DIRECTIVE. Copy out every line in which the string "grasping" occurs.

_ _ _ _

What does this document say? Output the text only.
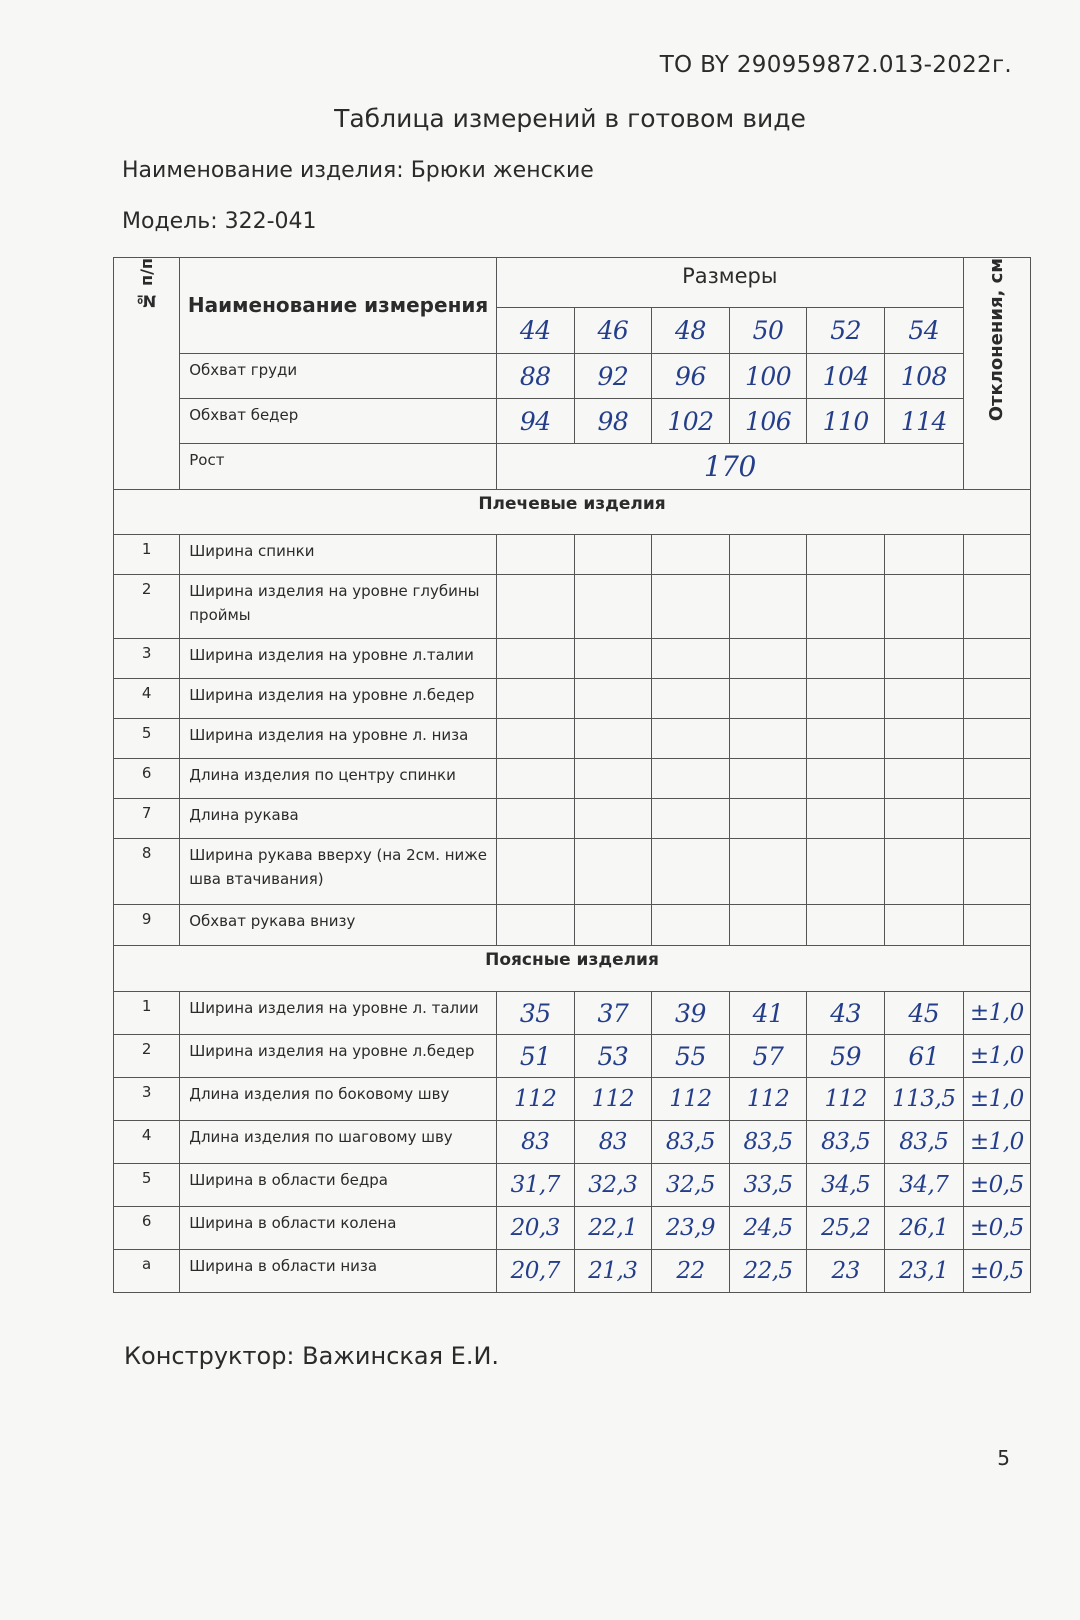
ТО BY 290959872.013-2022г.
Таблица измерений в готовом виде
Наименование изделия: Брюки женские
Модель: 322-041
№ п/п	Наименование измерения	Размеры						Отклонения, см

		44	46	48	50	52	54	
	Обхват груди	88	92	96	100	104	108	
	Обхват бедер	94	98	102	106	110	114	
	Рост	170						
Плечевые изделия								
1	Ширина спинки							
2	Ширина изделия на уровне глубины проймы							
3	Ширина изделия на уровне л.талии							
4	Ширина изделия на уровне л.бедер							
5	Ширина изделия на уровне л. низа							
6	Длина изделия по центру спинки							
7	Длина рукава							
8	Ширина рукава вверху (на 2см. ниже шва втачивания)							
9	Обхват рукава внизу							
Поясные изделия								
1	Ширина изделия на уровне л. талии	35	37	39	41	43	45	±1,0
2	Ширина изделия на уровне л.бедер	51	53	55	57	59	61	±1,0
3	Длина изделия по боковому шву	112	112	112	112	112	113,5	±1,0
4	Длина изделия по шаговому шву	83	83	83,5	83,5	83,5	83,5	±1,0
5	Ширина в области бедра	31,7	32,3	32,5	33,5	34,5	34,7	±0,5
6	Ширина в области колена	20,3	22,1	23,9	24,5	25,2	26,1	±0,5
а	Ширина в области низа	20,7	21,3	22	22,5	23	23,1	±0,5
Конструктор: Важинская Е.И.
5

_ _ _ _

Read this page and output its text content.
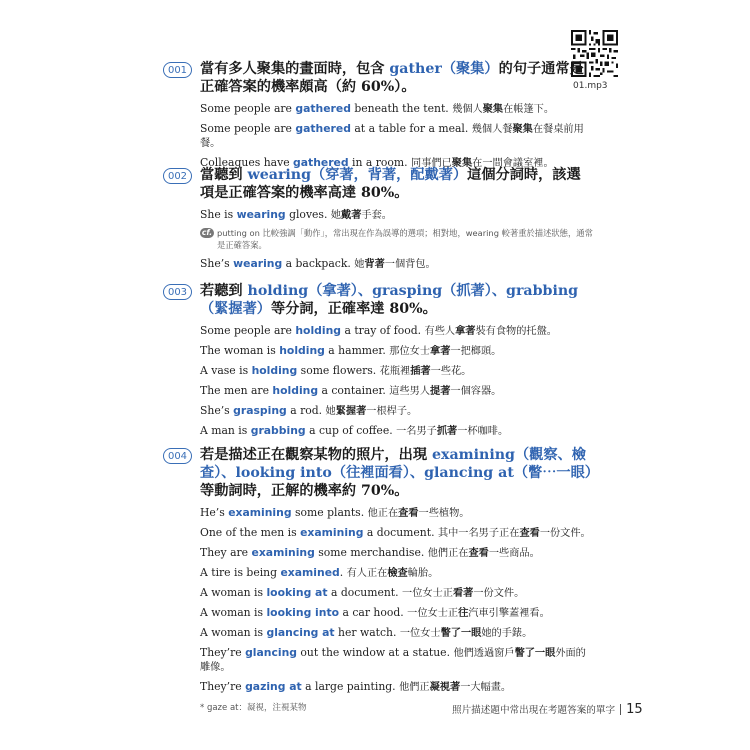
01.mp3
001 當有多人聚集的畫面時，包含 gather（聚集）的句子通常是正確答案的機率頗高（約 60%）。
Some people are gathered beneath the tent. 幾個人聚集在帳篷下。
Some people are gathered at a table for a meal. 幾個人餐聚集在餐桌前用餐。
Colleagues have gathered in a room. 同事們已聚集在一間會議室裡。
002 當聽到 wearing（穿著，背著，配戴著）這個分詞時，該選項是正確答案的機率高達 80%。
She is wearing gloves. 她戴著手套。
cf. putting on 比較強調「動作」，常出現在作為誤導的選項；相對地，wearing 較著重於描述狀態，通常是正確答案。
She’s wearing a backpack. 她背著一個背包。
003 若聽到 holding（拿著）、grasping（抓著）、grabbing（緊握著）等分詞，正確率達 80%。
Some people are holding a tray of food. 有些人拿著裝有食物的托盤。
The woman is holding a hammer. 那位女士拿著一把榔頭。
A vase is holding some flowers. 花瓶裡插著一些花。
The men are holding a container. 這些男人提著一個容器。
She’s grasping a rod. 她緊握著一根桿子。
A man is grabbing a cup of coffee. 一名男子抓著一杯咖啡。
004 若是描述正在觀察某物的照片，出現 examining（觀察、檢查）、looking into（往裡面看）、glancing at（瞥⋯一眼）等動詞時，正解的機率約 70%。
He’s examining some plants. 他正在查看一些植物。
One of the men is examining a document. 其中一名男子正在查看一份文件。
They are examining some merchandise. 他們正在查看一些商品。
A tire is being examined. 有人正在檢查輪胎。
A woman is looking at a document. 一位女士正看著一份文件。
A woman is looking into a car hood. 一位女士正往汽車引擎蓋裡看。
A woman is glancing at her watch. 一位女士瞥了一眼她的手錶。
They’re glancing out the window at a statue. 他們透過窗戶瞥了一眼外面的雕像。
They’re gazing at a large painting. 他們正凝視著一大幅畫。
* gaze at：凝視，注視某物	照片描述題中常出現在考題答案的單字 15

_ _ _ _

EXPECTED OUTPUT.
003 若聽到 holding（拿著）、grasping（抓著）、grabbing（緊握著）等分詞，正確率達 80%。
She’s grasping a rod. 她緊握著一根桿子。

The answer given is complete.